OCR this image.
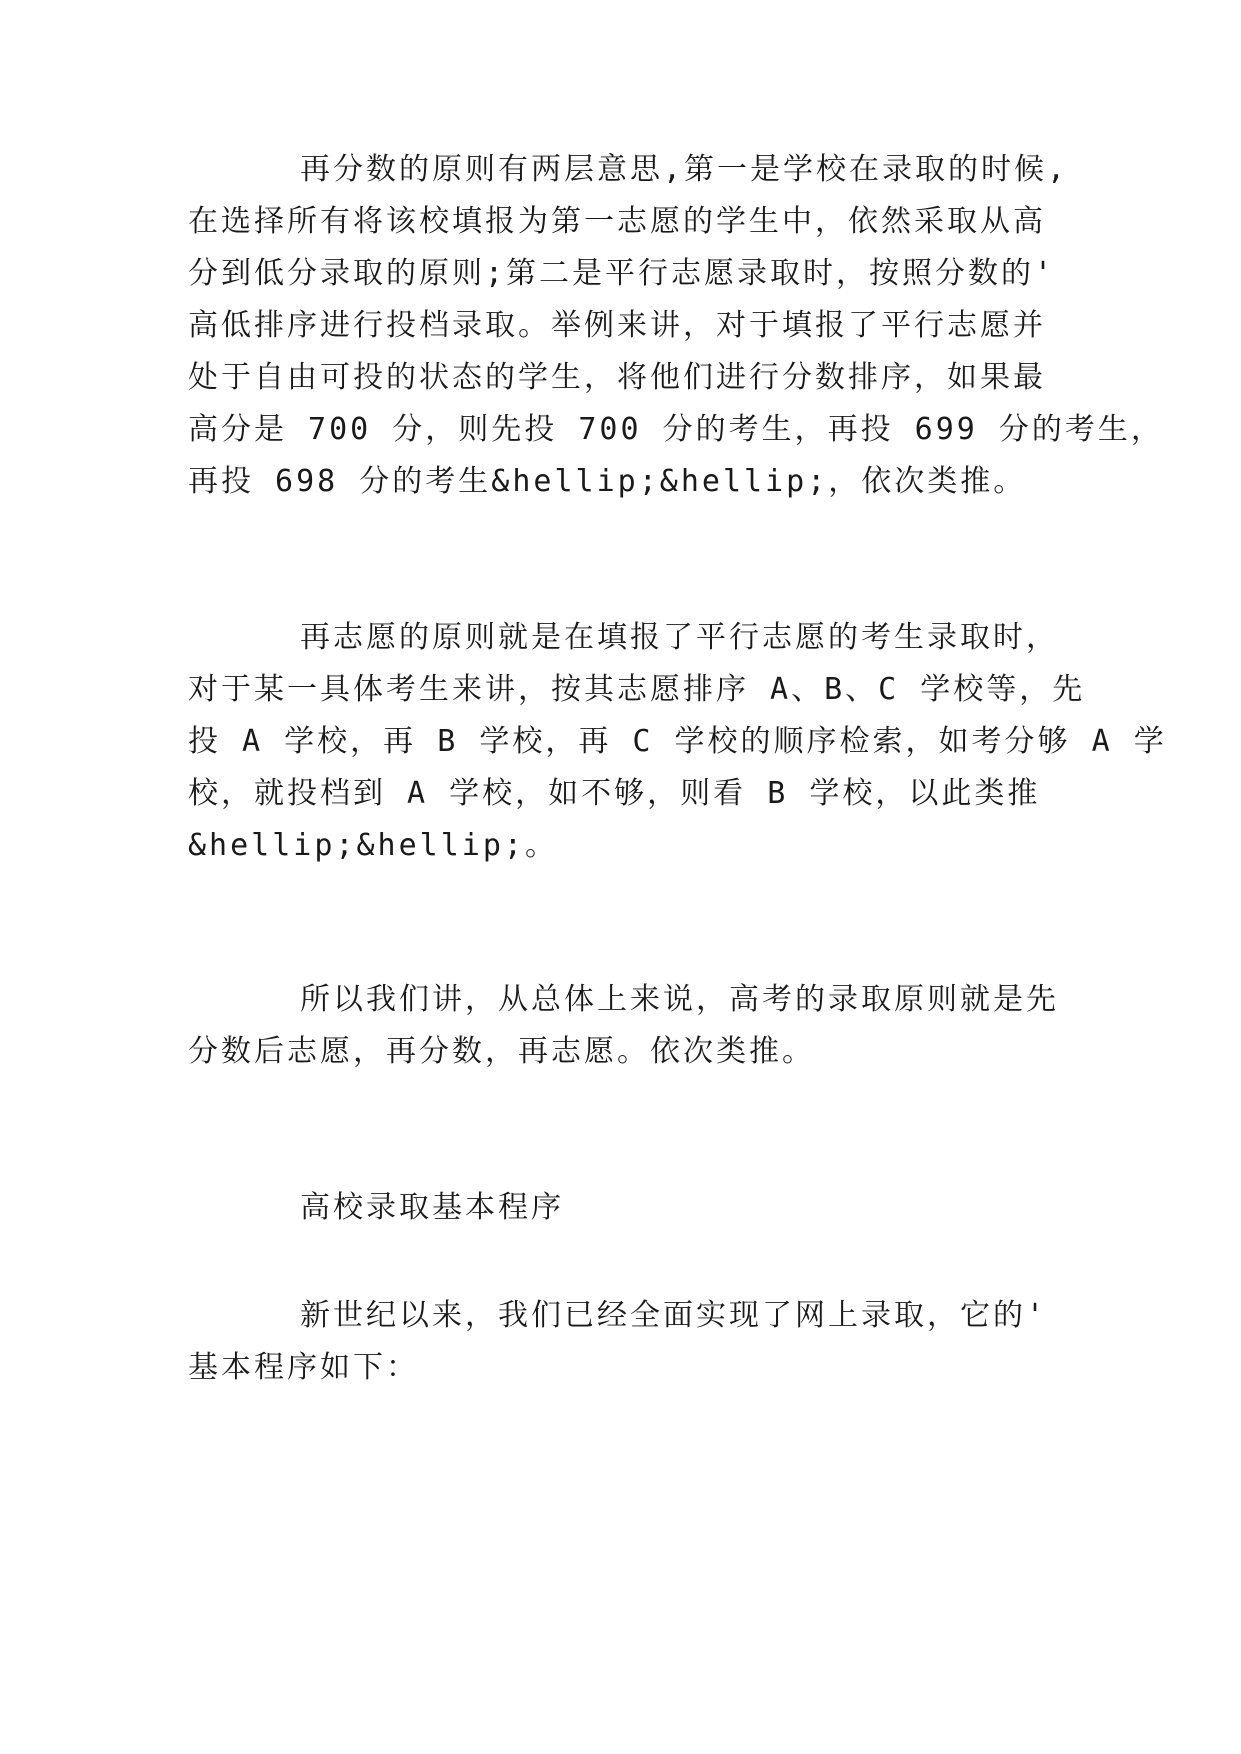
再分数的原则有两层意思,第一是学校在录取的时候,
在选择所有将该校填报为第一志愿的学生中，依然采取从高
分到低分录取的原则;第二是平行志愿录取时，按照分数的'
高低排序进行投档录取。举例来讲，对于填报了平行志愿并
处于自由可投的状态的学生，将他们进行分数排序，如果最
高分是 700 分，则先投 700 分的考生，再投 699 分的考生，
再投 698 分的考生&hellip;&hellip;，依次类推。
再志愿的原则就是在填报了平行志愿的考生录取时，
对于某一具体考生来讲，按其志愿排序 A、B、C 学校等，先
投 A 学校，再 B 学校，再 C 学校的顺序检索，如考分够 A 学
校，就投档到 A 学校，如不够，则看 B 学校，以此类推
&hellip;&hellip;。
所以我们讲，从总体上来说，高考的录取原则就是先
分数后志愿，再分数，再志愿。依次类推。
高校录取基本程序
新世纪以来，我们已经全面实现了网上录取，它的'
基本程序如下：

EXERCISE PROMPT -
Copy out all the data exactly; skip the pictures.

THE COMPLETED TASK -
OCR this image.
再分数的原则有两层意思,第一是学校在录取的时候,
在选择所有将该校填报为第一志愿的学生中，依然采取从高
分到低分录取的原则;第二是平行志愿录取时，按照分数的'
高低排序进行投档录取。举例来讲，对于填报了平行志愿并
处于自由可投的状态的学生，将他们进行分数排序，如果最
高分是 700 分，则先投 700 分的考生，再投 699 分的考生，
再投 698 分的考生&hellip;&hellip;，依次类推。
再志愿的原则就是在填报了平行志愿的考生录取时，
对于某一具体考生来讲，按其志愿排序 A、B、C 学校等，先
投 A 学校，再 B 学校，再 C 学校的顺序检索，如考分够 A 学
校，就投档到 A 学校，如不够，则看 B 学校，以此类推
&hellip;&hellip;。
所以我们讲，从总体上来说，高考的录取原则就是先
分数后志愿，再分数，再志愿。依次类推。
高校录取基本程序
新世纪以来，我们已经全面实现了网上录取，它的'
基本程序如下：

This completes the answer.